_EXTRACTED RECORDS_:
— START —

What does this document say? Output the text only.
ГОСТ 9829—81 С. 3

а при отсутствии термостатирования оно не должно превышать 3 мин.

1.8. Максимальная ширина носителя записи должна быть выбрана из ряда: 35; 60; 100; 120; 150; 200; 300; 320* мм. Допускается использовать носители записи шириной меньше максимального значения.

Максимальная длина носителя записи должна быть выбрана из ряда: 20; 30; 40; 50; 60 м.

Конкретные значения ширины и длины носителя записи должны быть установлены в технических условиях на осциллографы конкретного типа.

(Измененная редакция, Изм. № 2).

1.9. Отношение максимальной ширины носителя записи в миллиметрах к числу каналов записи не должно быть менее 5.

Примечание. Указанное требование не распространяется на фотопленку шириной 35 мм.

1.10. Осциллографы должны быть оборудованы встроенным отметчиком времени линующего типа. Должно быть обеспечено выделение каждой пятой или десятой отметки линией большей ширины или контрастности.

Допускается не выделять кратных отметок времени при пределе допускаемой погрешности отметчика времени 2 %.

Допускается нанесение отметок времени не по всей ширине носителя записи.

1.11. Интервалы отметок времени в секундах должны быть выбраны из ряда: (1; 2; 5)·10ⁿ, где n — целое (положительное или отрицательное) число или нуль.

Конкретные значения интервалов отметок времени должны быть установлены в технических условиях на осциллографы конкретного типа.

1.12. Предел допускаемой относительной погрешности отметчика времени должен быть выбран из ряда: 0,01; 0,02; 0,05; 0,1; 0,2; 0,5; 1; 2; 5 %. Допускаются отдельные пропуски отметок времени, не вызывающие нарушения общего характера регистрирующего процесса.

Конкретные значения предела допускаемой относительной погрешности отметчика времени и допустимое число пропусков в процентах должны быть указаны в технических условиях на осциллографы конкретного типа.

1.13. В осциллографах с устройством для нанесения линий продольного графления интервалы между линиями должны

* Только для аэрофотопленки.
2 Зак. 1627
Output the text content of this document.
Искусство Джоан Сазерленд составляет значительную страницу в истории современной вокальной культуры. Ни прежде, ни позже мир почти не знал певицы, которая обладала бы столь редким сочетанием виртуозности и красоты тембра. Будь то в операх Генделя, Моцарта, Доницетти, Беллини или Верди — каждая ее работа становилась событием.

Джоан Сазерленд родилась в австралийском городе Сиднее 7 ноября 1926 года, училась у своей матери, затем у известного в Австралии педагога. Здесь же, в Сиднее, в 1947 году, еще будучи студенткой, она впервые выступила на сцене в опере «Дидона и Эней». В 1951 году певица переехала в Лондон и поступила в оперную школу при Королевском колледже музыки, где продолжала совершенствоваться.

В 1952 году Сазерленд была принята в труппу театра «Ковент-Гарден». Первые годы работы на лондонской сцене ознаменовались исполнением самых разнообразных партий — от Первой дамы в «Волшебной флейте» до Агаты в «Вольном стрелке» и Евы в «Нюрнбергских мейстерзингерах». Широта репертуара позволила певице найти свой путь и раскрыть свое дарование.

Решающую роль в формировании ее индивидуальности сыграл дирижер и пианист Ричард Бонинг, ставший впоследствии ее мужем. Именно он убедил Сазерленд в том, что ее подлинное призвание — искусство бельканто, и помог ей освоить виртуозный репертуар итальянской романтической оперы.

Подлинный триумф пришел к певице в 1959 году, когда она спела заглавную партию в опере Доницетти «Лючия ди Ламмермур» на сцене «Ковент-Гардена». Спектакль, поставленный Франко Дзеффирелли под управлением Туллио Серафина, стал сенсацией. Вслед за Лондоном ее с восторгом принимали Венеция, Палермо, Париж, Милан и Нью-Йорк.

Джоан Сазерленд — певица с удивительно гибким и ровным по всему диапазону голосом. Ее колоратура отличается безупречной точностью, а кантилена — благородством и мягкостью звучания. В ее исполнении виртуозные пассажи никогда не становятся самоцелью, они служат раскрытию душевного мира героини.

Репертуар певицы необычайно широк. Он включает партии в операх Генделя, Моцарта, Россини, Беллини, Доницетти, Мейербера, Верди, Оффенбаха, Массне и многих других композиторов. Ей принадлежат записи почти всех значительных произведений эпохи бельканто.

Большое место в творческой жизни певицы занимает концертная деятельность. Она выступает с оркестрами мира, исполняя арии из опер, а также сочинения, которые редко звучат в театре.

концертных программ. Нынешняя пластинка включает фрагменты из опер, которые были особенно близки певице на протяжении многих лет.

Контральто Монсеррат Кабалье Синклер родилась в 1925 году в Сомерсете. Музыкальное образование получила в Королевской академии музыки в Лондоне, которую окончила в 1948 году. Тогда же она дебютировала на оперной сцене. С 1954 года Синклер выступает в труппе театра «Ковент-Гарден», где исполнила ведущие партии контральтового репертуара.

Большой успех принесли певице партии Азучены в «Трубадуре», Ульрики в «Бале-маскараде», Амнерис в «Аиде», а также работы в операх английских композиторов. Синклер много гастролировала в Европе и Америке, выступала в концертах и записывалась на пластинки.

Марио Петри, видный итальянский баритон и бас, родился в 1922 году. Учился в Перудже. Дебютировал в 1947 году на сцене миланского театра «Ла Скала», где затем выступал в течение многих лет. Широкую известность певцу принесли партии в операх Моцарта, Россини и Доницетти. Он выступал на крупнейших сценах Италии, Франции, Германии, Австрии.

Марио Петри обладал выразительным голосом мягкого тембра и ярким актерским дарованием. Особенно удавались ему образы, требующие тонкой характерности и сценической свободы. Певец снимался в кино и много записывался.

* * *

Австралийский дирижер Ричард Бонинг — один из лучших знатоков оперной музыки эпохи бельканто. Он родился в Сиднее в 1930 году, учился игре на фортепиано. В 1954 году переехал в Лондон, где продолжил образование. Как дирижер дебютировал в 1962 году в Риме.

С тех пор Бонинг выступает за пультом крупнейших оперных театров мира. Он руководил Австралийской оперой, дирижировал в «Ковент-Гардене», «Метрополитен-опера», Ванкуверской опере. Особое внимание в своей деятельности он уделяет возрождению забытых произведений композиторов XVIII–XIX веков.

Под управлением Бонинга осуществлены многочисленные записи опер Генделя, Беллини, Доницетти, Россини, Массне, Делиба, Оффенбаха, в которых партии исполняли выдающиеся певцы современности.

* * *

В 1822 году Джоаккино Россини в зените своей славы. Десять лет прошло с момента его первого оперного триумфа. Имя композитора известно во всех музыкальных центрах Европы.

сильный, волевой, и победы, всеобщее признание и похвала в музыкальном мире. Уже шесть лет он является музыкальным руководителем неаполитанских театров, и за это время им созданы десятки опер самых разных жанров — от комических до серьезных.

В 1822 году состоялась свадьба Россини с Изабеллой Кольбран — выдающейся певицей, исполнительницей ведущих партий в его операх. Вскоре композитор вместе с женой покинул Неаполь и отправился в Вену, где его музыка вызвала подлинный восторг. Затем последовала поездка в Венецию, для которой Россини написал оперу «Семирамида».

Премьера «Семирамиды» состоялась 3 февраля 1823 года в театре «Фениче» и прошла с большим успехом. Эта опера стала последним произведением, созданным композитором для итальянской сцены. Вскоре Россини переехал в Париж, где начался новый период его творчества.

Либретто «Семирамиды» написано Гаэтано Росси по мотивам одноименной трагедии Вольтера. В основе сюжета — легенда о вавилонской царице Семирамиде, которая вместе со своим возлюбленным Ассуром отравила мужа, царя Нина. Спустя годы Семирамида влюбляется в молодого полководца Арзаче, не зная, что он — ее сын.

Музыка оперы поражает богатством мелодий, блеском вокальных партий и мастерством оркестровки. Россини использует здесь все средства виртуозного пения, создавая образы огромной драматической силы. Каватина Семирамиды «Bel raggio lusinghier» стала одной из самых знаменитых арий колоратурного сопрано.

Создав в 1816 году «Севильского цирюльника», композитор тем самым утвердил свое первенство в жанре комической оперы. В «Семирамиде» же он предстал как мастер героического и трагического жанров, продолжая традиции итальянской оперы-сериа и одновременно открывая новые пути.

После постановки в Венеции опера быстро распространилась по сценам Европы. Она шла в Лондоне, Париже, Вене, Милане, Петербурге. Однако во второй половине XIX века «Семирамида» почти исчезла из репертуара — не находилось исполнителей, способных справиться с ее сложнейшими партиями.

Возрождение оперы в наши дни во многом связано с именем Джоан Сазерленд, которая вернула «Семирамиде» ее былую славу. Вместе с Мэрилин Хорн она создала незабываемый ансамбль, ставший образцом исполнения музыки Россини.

— END —

_SHORT TASK_: Copy out every line with the word "this".

_EXERCISE SOLUTION_:
What does this document say? Output the text only.
Output the text content of this document.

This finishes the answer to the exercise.